## ENTRIES SHOWN
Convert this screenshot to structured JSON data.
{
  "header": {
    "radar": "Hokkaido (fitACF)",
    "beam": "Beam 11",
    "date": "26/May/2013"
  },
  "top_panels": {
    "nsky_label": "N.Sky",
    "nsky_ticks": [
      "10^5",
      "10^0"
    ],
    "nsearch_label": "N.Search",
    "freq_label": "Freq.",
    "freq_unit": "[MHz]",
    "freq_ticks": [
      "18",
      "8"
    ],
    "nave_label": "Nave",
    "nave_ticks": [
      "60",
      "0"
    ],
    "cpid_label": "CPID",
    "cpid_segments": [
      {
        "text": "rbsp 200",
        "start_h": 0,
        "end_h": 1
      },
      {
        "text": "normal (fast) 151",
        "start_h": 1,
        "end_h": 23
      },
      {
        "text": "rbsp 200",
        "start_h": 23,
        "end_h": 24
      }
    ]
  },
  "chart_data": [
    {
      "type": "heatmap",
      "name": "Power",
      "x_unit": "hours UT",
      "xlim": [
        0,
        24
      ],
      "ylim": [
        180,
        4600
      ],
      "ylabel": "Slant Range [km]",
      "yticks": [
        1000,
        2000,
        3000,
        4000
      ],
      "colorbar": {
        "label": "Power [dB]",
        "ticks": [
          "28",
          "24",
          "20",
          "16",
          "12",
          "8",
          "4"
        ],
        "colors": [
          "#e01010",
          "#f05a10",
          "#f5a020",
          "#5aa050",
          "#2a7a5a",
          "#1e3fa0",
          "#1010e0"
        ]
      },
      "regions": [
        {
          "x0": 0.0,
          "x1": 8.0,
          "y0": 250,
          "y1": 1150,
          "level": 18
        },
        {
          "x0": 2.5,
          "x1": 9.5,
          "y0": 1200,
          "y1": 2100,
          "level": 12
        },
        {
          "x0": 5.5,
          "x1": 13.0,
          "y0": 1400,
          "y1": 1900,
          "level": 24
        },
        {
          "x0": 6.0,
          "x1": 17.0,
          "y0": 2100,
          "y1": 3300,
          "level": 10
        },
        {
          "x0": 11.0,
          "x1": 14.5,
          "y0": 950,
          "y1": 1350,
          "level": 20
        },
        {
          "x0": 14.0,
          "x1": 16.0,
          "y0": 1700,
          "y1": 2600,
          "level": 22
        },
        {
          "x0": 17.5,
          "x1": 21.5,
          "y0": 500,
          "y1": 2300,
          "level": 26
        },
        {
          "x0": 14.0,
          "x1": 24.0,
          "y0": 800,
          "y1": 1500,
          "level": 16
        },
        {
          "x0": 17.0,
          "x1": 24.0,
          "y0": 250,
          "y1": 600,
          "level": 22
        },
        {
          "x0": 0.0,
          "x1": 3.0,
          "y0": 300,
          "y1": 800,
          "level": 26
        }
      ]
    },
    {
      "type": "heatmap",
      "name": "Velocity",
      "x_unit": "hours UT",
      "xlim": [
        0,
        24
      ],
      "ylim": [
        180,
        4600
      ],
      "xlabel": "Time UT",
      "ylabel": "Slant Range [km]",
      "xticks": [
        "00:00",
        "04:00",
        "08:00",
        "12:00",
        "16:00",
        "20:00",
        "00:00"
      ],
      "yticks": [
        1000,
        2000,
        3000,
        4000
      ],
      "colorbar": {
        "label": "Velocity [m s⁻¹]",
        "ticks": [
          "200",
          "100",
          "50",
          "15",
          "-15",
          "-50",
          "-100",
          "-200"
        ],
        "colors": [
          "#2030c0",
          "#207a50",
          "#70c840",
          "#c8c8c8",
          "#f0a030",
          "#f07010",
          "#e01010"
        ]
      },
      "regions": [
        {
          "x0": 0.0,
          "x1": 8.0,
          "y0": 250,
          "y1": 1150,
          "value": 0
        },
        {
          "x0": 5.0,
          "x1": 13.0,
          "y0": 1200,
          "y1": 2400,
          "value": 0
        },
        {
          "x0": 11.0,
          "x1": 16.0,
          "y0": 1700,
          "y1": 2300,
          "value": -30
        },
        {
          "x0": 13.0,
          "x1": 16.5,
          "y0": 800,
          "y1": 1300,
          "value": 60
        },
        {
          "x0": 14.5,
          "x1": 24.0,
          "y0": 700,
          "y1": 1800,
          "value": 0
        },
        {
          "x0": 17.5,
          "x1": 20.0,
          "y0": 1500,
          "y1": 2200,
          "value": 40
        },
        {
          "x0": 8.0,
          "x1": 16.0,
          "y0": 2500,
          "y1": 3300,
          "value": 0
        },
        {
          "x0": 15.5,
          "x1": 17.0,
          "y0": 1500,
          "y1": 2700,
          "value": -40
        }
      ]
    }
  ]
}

## REQUEST
Please repeat the listing exactly, with nothing left out.

## RESPONSE TO THE EXERCISE
Convert this screenshot to structured JSON data.
{
  "header": {
    "radar": "Hokkaido (fitACF)",
    "beam": "Beam 11",
    "date": "26/May/2013"
  },
  "top_panels": {
    "nsky_label": "N.Sky",
    "nsky_ticks": [
      "10^5",
      "10^0"
    ],
    "nsearch_label": "N.Search",
    "freq_label": "Freq.",
    "freq_unit": "[MHz]",
    "freq_ticks": [
      "18",
      "8"
    ],
    "nave_label": "Nave",
    "nave_ticks": [
      "60",
      "0"
    ],
    "cpid_label": "CPID",
    "cpid_segments": [
      {
        "text": "rbsp 200",
        "start_h": 0,
        "end_h": 1
      },
      {
        "text": "normal (fast) 151",
        "start_h": 1,
        "end_h": 23
      },
      {
        "text": "rbsp 200",
        "start_h": 23,
        "end_h": 24
      }
    ]
  },
  "chart_data": [
    {
      "type": "heatmap",
      "name": "Power",
      "x_unit": "hours UT",
      "xlim": [
        0,
        24
      ],
      "ylim": [
        180,
        4600
      ],
      "ylabel": "Slant Range [km]",
      "yticks": [
        1000,
        2000,
        3000,
        4000
      ],
      "colorbar": {
        "label": "Power [dB]",
        "ticks": [
          "28",
          "24",
          "20",
          "16",
          "12",
          "8",
          "4"
        ],
        "colors": [
          "#e01010",
          "#f05a10",
          "#f5a020",
          "#5aa050",
          "#2a7a5a",
          "#1e3fa0",
          "#1010e0"
        ]
      },
      "regions": [
        {
          "x0": 0.0,
          "x1": 8.0,
          "y0": 250,
          "y1": 1150,
          "level": 18
        },
        {
          "x0": 2.5,
          "x1": 9.5,
          "y0": 1200,
          "y1": 2100,
          "level": 12
        },
        {
          "x0": 5.5,
          "x1": 13.0,
          "y0": 1400,
          "y1": 1900,
          "level": 24
        },
        {
          "x0": 6.0,
          "x1": 17.0,
          "y0": 2100,
          "y1": 3300,
          "level": 10
        },
        {
          "x0": 11.0,
          "x1": 14.5,
          "y0": 950,
          "y1": 1350,
          "level": 20
        },
        {
          "x0": 14.0,
          "x1": 16.0,
          "y0": 1700,
          "y1": 2600,
          "level": 22
        },
        {
          "x0": 17.5,
          "x1": 21.5,
          "y0": 500,
          "y1": 2300,
          "level": 26
        },
        {
          "x0": 14.0,
          "x1": 24.0,
          "y0": 800,
          "y1": 1500,
          "level": 16
        },
        {
          "x0": 17.0,
          "x1": 24.0,
          "y0": 250,
          "y1": 600,
          "level": 22
        },
        {
          "x0": 0.0,
          "x1": 3.0,
          "y0": 300,
          "y1": 800,
          "level": 26
        }
      ]
    },
    {
      "type": "heatmap",
      "name": "Velocity",
      "x_unit": "hours UT",
      "xlim": [
        0,
        24
      ],
      "ylim": [
        180,
        4600
      ],
      "xlabel": "Time UT",
      "ylabel": "Slant Range [km]",
      "xticks": [
        "00:00",
        "04:00",
        "08:00",
        "12:00",
        "16:00",
        "20:00",
        "00:00"
      ],
      "yticks": [
        1000,
        2000,
        3000,
        4000
      ],
      "colorbar": {
        "label": "Velocity [m s⁻¹]",
        "ticks": [
          "200",
          "100",
          "50",
          "15",
          "-15",
          "-50",
          "-100",
          "-200"
        ],
        "colors": [
          "#2030c0",
          "#207a50",
          "#70c840",
          "#c8c8c8",
          "#f0a030",
          "#f07010",
          "#e01010"
        ]
      },
      "regions": [
        {
          "x0": 0.0,
          "x1": 8.0,
          "y0": 250,
          "y1": 1150,
          "value": 0
        },
        {
          "x0": 5.0,
          "x1": 13.0,
          "y0": 1200,
          "y1": 2400,
          "value": 0
        },
        {
          "x0": 11.0,
          "x1": 16.0,
          "y0": 1700,
          "y1": 2300,
          "value": -30
        },
        {
          "x0": 13.0,
          "x1": 16.5,
          "y0": 800,
          "y1": 1300,
          "value": 60
        },
        {
          "x0": 14.5,
          "x1": 24.0,
          "y0": 700,
          "y1": 1800,
          "value": 0
        },
        {
          "x0": 17.5,
          "x1": 20.0,
          "y0": 1500,
          "y1": 2200,
          "value": 40
        },
        {
          "x0": 8.0,
          "x1": 16.0,
          "y0": 2500,
          "y1": 3300,
          "value": 0
        },
        {
          "x0": 15.5,
          "x1": 17.0,
          "y0": 1500,
          "y1": 2700,
          "value": -40
        }
      ]
    }
  ]
}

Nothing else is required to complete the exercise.